• **Short exercise**:
Work through the data line by line, gathering every line that has the word "text".

start Dataset entries

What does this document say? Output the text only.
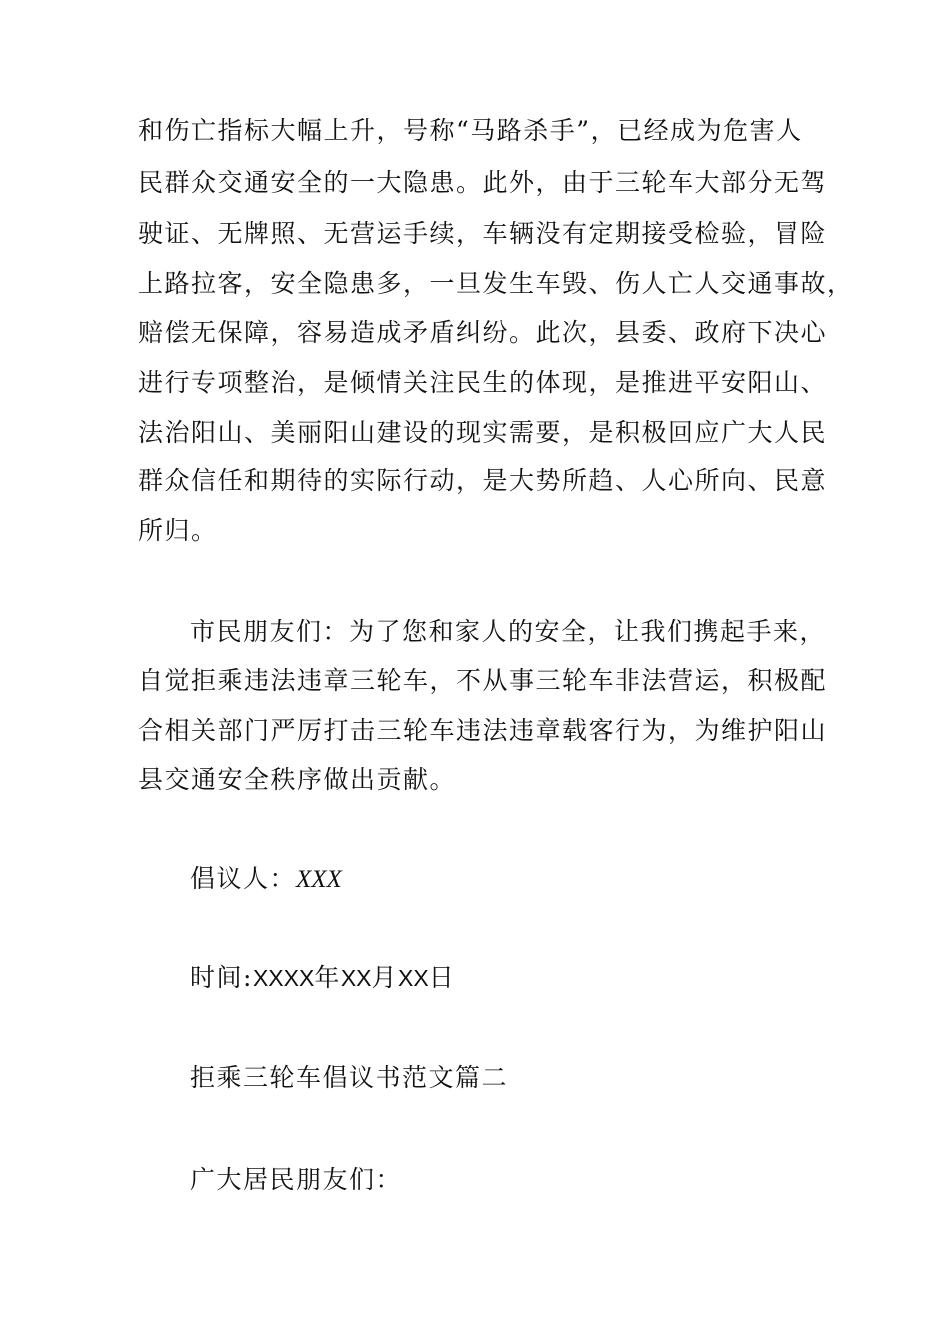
和伤亡指标大幅上升，号称“马路杀手”，已经成为危害人
民群众交通安全的一大隐患。此外，由于三轮车大部分无驾
驶证、无牌照、无营运手续，车辆没有定期接受检验，冒险
上路拉客，安全隐患多，一旦发生车毁、伤人亡人交通事故，
赔偿无保障，容易造成矛盾纠纷。此次，县委、政府下决心
进行专项整治，是倾情关注民生的体现，是推进平安阳山、
法治阳山、美丽阳山建设的现实需要，是积极回应广大人民
群众信任和期待的实际行动，是大势所趋、人心所向、民意
所归。
市民朋友们：为了您和家人的安全，让我们携起手来，
自觉拒乘违法违章三轮车，不从事三轮车非法营运，积极配
合相关部门严厉打击三轮车违法违章载客行为，为维护阳山
县交通安全秩序做出贡献。
倡议人：XXX
时间:XXXX年XX月XX日
拒乘三轮车倡议书范文篇二
广大居民朋友们：
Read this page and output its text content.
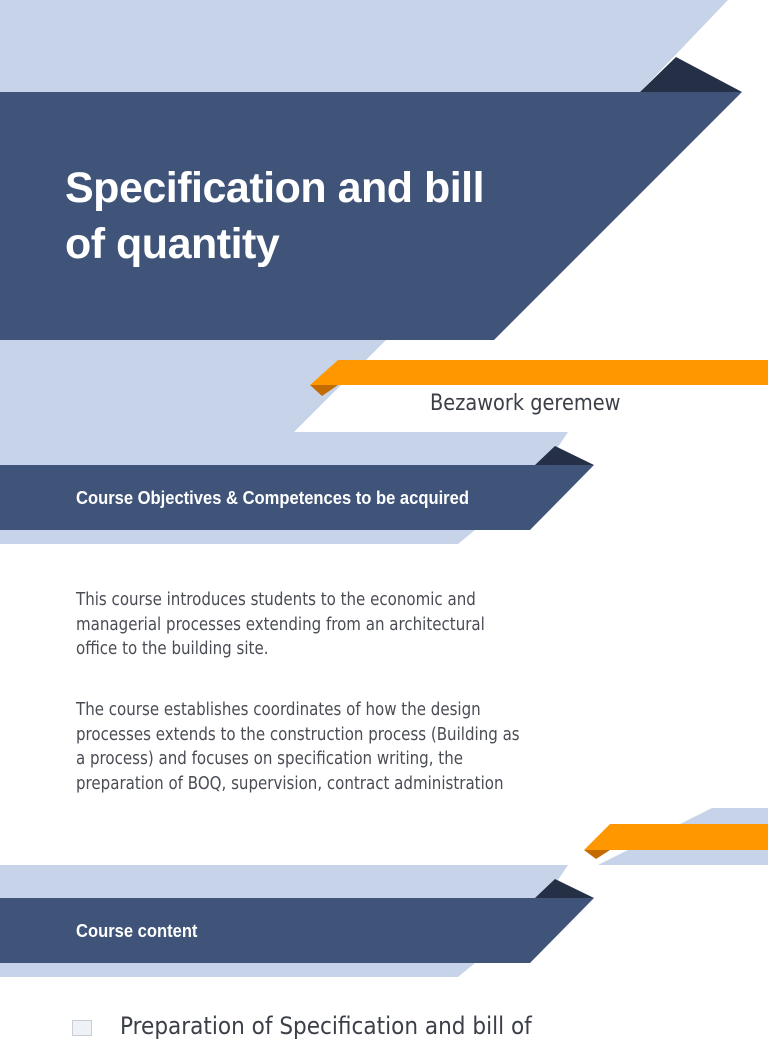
Specification and bill of quantity
Bezawork geremew
Course Objectives & Competences to be acquired

This course introduces students to the economic and managerial processes extending from an architectural office to the building site.

The course establishes coordinates of how the design processes extends to the construction process (Building as a process) and focuses on specification writing, the preparation of BOQ, supervision, contract administration

Course content
Preparation of Specification and bill of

end Dataset entries

• **Response to the task**:
What does this document say? Output the text only.
Read this page and output its text content.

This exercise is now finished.